--- DO THIS ---
Leave out the pictures and repeat every record exactly.

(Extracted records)

>>>>>

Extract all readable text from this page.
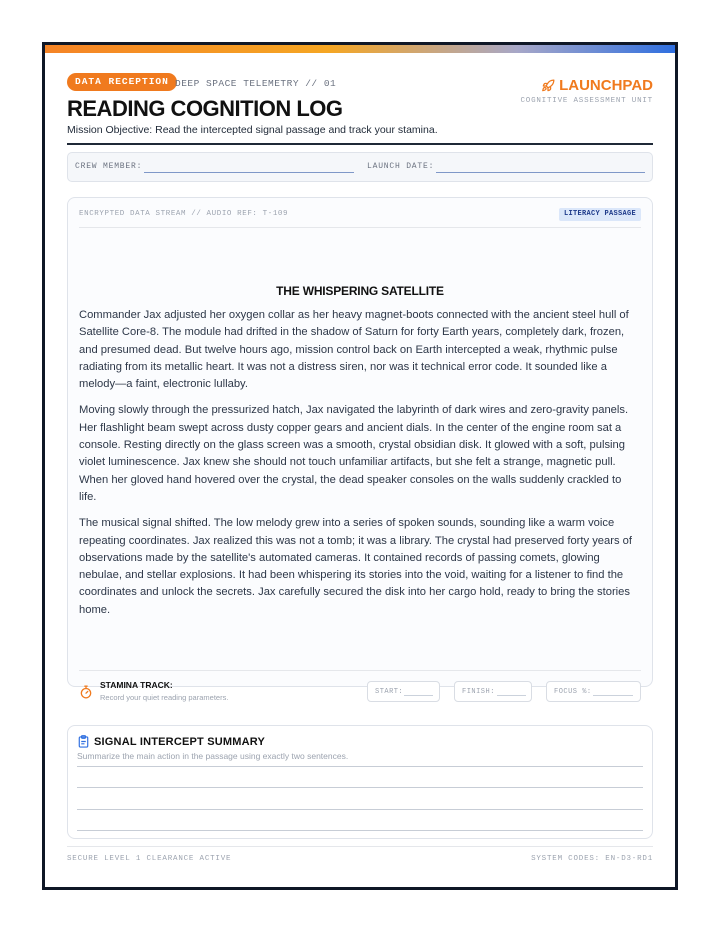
DATA RECEPTION DEEP SPACE TELEMETRY // 01
READING COGNITION LOG
Mission Objective: Read the intercepted signal passage and track your stamina.
LAUNCHPAD
COGNITIVE ASSESSMENT UNIT
CREW MEMBER:	LAUNCH DATE:
ENCRYPTED DATA STREAM // AUDIO REF: T-109	LITERACY PASSAGE
THE WHISPERING SATELLITE

Commander Jax adjusted her oxygen collar as her heavy magnet-boots connected with the ancient steel hull of Satellite Core-8. The module had drifted in the shadow of Saturn for forty Earth years, completely dark, frozen, and presumed dead. But twelve hours ago, mission control back on Earth intercepted a weak, rhythmic pulse radiating from its metallic heart. It was not a distress siren, nor was it technical error code. It sounded like a melody—a faint, electronic lullaby.

Moving slowly through the pressurized hatch, Jax navigated the labyrinth of dark wires and zero-gravity panels. Her flashlight beam swept across dusty copper gears and ancient dials. In the center of the engine room sat a console. Resting directly on the glass screen was a smooth, crystal obsidian disk. It glowed with a soft, pulsing violet luminescence. Jax knew she should not touch unfamiliar artifacts, but she felt a strange, magnetic pull. When her gloved hand hovered over the crystal, the dead speaker consoles on the walls suddenly crackled to life.

The musical signal shifted. The low melody grew into a series of spoken sounds, sounding like a warm voice repeating coordinates. Jax realized this was not a tomb; it was a library. The crystal had preserved forty years of observations made by the satellite's automated cameras. It contained records of passing comets, glowing nebulae, and stellar explosions. It had been whispering its stories into the void, waiting for a listener to find the coordinates and unlock the secrets. Jax carefully secured the disk into her cargo hold, ready to bring the stories home.

STAMINA TRACK:
Record your quiet reading parameters.
START:	FINISH:	FOCUS %:
SIGNAL INTERCEPT SUMMARY
Summarize the main action in the passage using exactly two sentences.
SECURE LEVEL 1 CLEARANCE ACTIVE	SYSTEM CODES: EN-D3-RD1
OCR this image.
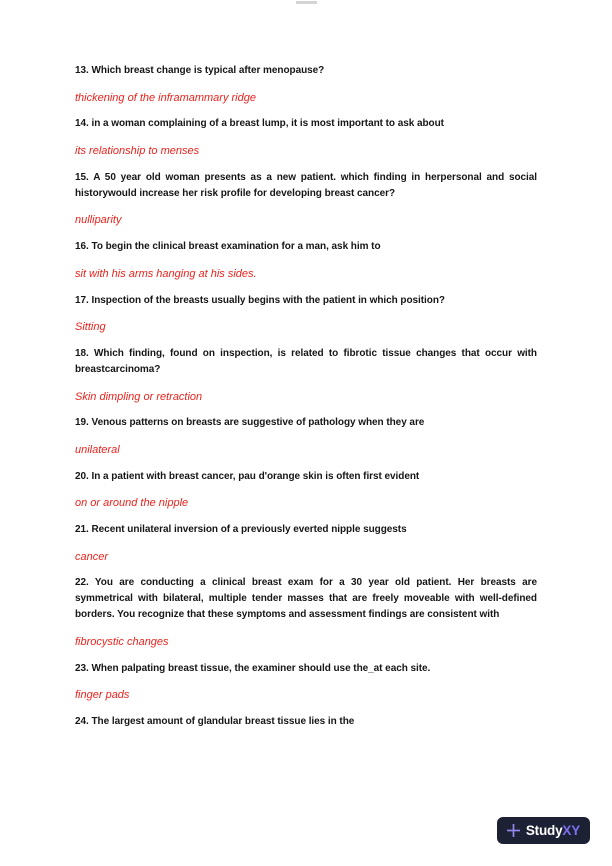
13. Which breast change is typical after menopause?

thickening of the inframammary ridge

14. in a woman complaining of a breast lump, it is most important to ask about

its relationship to menses

15. A 50 year old woman presents as a new patient. which finding in herpersonal and social historywould increase her risk profile for developing breast cancer?

nulliparity

16. To begin the clinical breast examination for a man, ask him to

sit with his arms hanging at his sides.

17. Inspection of the breasts usually begins with the patient in which position?

Sitting

18. Which finding, found on inspection, is related to fibrotic tissue changes that occur with breastcarcinoma?

Skin dimpling or retraction

19. Venous patterns on breasts are suggestive of pathology when they are

unilateral

20. In a patient with breast cancer, pau d'orange skin is often first evident

on or around the nipple

21. Recent unilateral inversion of a previously everted nipple suggests

cancer

22. You are conducting a clinical breast exam for a 30 year old patient. Her breasts are symmetrical with bilateral, multiple tender masses that are freely moveable with well-defined borders. You recognize that these symptoms and assessment findings are consistent with

fibrocystic changes

23. When palpating breast tissue, the examiner should use the_at each site.

finger pads

24. The largest amount of glandular breast tissue lies in the

StudyXY
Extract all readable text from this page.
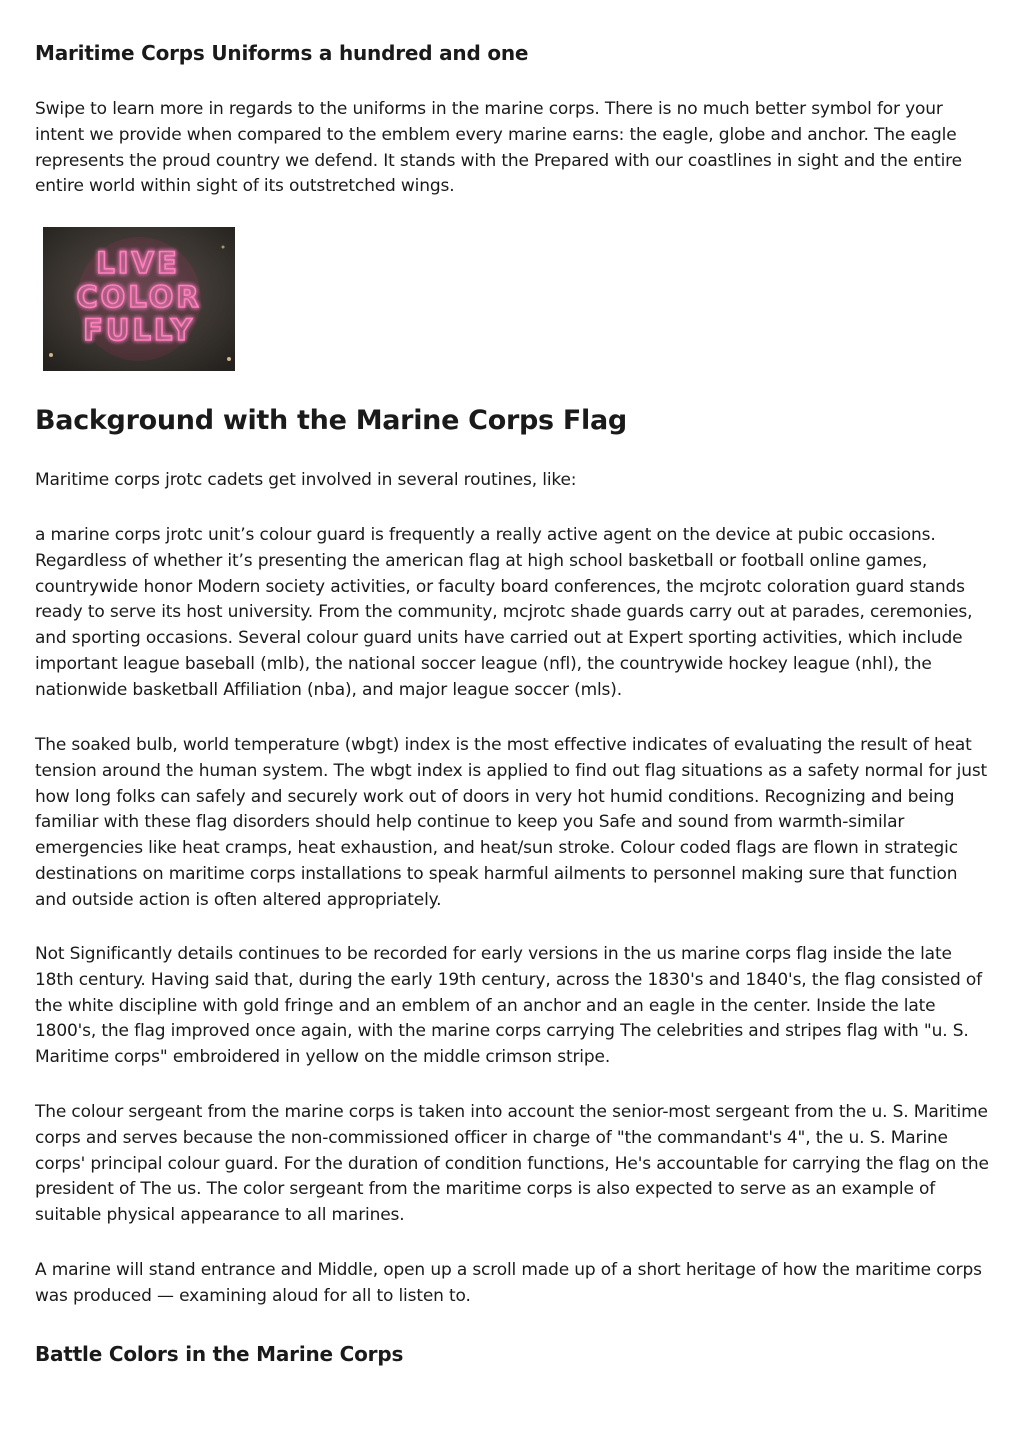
Maritime Corps Uniforms a hundred and one

Swipe to learn more in regards to the uniforms in the marine corps. There is no much better symbol for your intent we provide when compared to the emblem every marine earns: the eagle, globe and anchor. The eagle represents the proud country we defend. It stands with the Prepared with our coastlines in sight and the entire entire world within sight of its outstretched wings.

LIVE
COLOR
FULLY
Background with the Marine Corps Flag

Maritime corps jrotc cadets get involved in several routines, like:

a marine corps jrotc unit’s colour guard is frequently a really active agent on the device at pubic occasions. Regardless of whether it’s presenting the american flag at high school basketball or football online games, countrywide honor Modern society activities, or faculty board conferences, the mcjrotc coloration guard stands ready to serve its host university. From the community, mcjrotc shade guards carry out at parades, ceremonies, and sporting occasions. Several colour guard units have carried out at Expert sporting activities, which include important league baseball (mlb), the national soccer league (nfl), the countrywide hockey league (nhl), the nationwide basketball Affiliation (nba), and major league soccer (mls).

The soaked bulb, world temperature (wbgt) index is the most effective indicates of evaluating the result of heat tension around the human system. The wbgt index is applied to find out flag situations as a safety normal for just how long folks can safely and securely work out of doors in very hot humid conditions. Recognizing and being familiar with these flag disorders should help continue to keep you Safe and sound from warmth-similar emergencies like heat cramps, heat exhaustion, and heat/sun stroke. Colour coded flags are flown in strategic destinations on maritime corps installations to speak harmful ailments to personnel making sure that function and outside action is often altered appropriately.

Not Significantly details continues to be recorded for early versions in the us marine corps flag inside the late 18th century. Having said that, during the early 19th century, across the 1830's and 1840's, the flag consisted of the white discipline with gold fringe and an emblem of an anchor and an eagle in the center. Inside the late 1800's, the flag improved once again, with the marine corps carrying The celebrities and stripes flag with "u. S. Maritime corps" embroidered in yellow on the middle crimson stripe.

The colour sergeant from the marine corps is taken into account the senior-most sergeant from the u. S. Maritime corps and serves because the non-commissioned officer in charge of "the commandant's 4", the u. S. Marine corps' principal colour guard. For the duration of condition functions, He's accountable for carrying the flag on the president of The us. The color sergeant from the maritime corps is also expected to serve as an example of suitable physical appearance to all marines.

A marine will stand entrance and Middle, open up a scroll made up of a short heritage of how the maritime corps was produced — examining aloud for all to listen to.

Battle Colors in the Marine Corps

<<<<<

--- WRITTEN RESPONSE ---
Extract all readable text from this page.
DATA RECEPTION DEEP SPACE TELEMETRY // 01
READING COGNITION LOG
Mission Objective: Read the intercepted signal passage and track your stamina.
LAUNCHPAD
COGNITIVE ASSESSMENT UNIT
CREW MEMBER:	LAUNCH DATE:
ENCRYPTED DATA STREAM // AUDIO REF: T-109	LITERACY PASSAGE
THE WHISPERING SATELLITE

Commander Jax adjusted her oxygen collar as her heavy magnet-boots connected with the ancient steel hull of Satellite Core-8. The module had drifted in the shadow of Saturn for forty Earth years, completely dark, frozen, and presumed dead. But twelve hours ago, mission control back on Earth intercepted a weak, rhythmic pulse radiating from its metallic heart. It was not a distress siren, nor was it technical error code. It sounded like a melody—a faint, electronic lullaby.

Moving slowly through the pressurized hatch, Jax navigated the labyrinth of dark wires and zero-gravity panels. Her flashlight beam swept across dusty copper gears and ancient dials. In the center of the engine room sat a console. Resting directly on the glass screen was a smooth, crystal obsidian disk. It glowed with a soft, pulsing violet luminescence. Jax knew she should not touch unfamiliar artifacts, but she felt a strange, magnetic pull. When her gloved hand hovered over the crystal, the dead speaker consoles on the walls suddenly crackled to life.

The musical signal shifted. The low melody grew into a series of spoken sounds, sounding like a warm voice repeating coordinates. Jax realized this was not a tomb; it was a library. The crystal had preserved forty years of observations made by the satellite's automated cameras. It contained records of passing comets, glowing nebulae, and stellar explosions. It had been whispering its stories into the void, waiting for a listener to find the coordinates and unlock the secrets. Jax carefully secured the disk into her cargo hold, ready to bring the stories home.

STAMINA TRACK:
Record your quiet reading parameters.
START:	FINISH:	FOCUS %:
SIGNAL INTERCEPT SUMMARY
Summarize the main action in the passage using exactly two sentences.
SECURE LEVEL 1 CLEARANCE ACTIVE	SYSTEM CODES: EN-D3-RD1
OCR this image.
13. Which breast change is typical after menopause?

thickening of the inframammary ridge

14. in a woman complaining of a breast lump, it is most important to ask about

its relationship to menses

15. A 50 year old woman presents as a new patient. which finding in herpersonal and social historywould increase her risk profile for developing breast cancer?

nulliparity

16. To begin the clinical breast examination for a man, ask him to

sit with his arms hanging at his sides.

17. Inspection of the breasts usually begins with the patient in which position?

Sitting

18. Which finding, found on inspection, is related to fibrotic tissue changes that occur with breastcarcinoma?

Skin dimpling or retraction

19. Venous patterns on breasts are suggestive of pathology when they are

unilateral

20. In a patient with breast cancer, pau d'orange skin is often first evident

on or around the nipple

21. Recent unilateral inversion of a previously everted nipple suggests

cancer

22. You are conducting a clinical breast exam for a 30 year old patient. Her breasts are symmetrical with bilateral, multiple tender masses that are freely moveable with well-defined borders. You recognize that these symptoms and assessment findings are consistent with

fibrocystic changes

23. When palpating breast tissue, the examiner should use the_at each site.

finger pads

24. The largest amount of glandular breast tissue lies in the

StudyXY
Extract all readable text from this page.
Maritime Corps Uniforms a hundred and one

Swipe to learn more in regards to the uniforms in the marine corps. There is no much better symbol for your intent we provide when compared to the emblem every marine earns: the eagle, globe and anchor. The eagle represents the proud country we defend. It stands with the Prepared with our coastlines in sight and the entire entire world within sight of its outstretched wings.

LIVE
COLOR
FULLY
Background with the Marine Corps Flag

Maritime corps jrotc cadets get involved in several routines, like:

a marine corps jrotc unit’s colour guard is frequently a really active agent on the device at pubic occasions. Regardless of whether it’s presenting the american flag at high school basketball or football online games, countrywide honor Modern society activities, or faculty board conferences, the mcjrotc coloration guard stands ready to serve its host university. From the community, mcjrotc shade guards carry out at parades, ceremonies, and sporting occasions. Several colour guard units have carried out at Expert sporting activities, which include important league baseball (mlb), the national soccer league (nfl), the countrywide hockey league (nhl), the nationwide basketball Affiliation (nba), and major league soccer (mls).

The soaked bulb, world temperature (wbgt) index is the most effective indicates of evaluating the result of heat tension around the human system. The wbgt index is applied to find out flag situations as a safety normal for just how long folks can safely and securely work out of doors in very hot humid conditions. Recognizing and being familiar with these flag disorders should help continue to keep you Safe and sound from warmth-similar emergencies like heat cramps, heat exhaustion, and heat/sun stroke. Colour coded flags are flown in strategic destinations on maritime corps installations to speak harmful ailments to personnel making sure that function and outside action is often altered appropriately.

Not Significantly details continues to be recorded for early versions in the us marine corps flag inside the late 18th century. Having said that, during the early 19th century, across the 1830's and 1840's, the flag consisted of the white discipline with gold fringe and an emblem of an anchor and an eagle in the center. Inside the late 1800's, the flag improved once again, with the marine corps carrying The celebrities and stripes flag with "u. S. Maritime corps" embroidered in yellow on the middle crimson stripe.

The colour sergeant from the marine corps is taken into account the senior-most sergeant from the u. S. Maritime corps and serves because the non-commissioned officer in charge of "the commandant's 4", the u. S. Marine corps' principal colour guard. For the duration of condition functions, He's accountable for carrying the flag on the president of The us. The color sergeant from the maritime corps is also expected to serve as an example of suitable physical appearance to all marines.

A marine will stand entrance and Middle, open up a scroll made up of a short heritage of how the maritime corps was produced — examining aloud for all to listen to.

Battle Colors in the Marine Corps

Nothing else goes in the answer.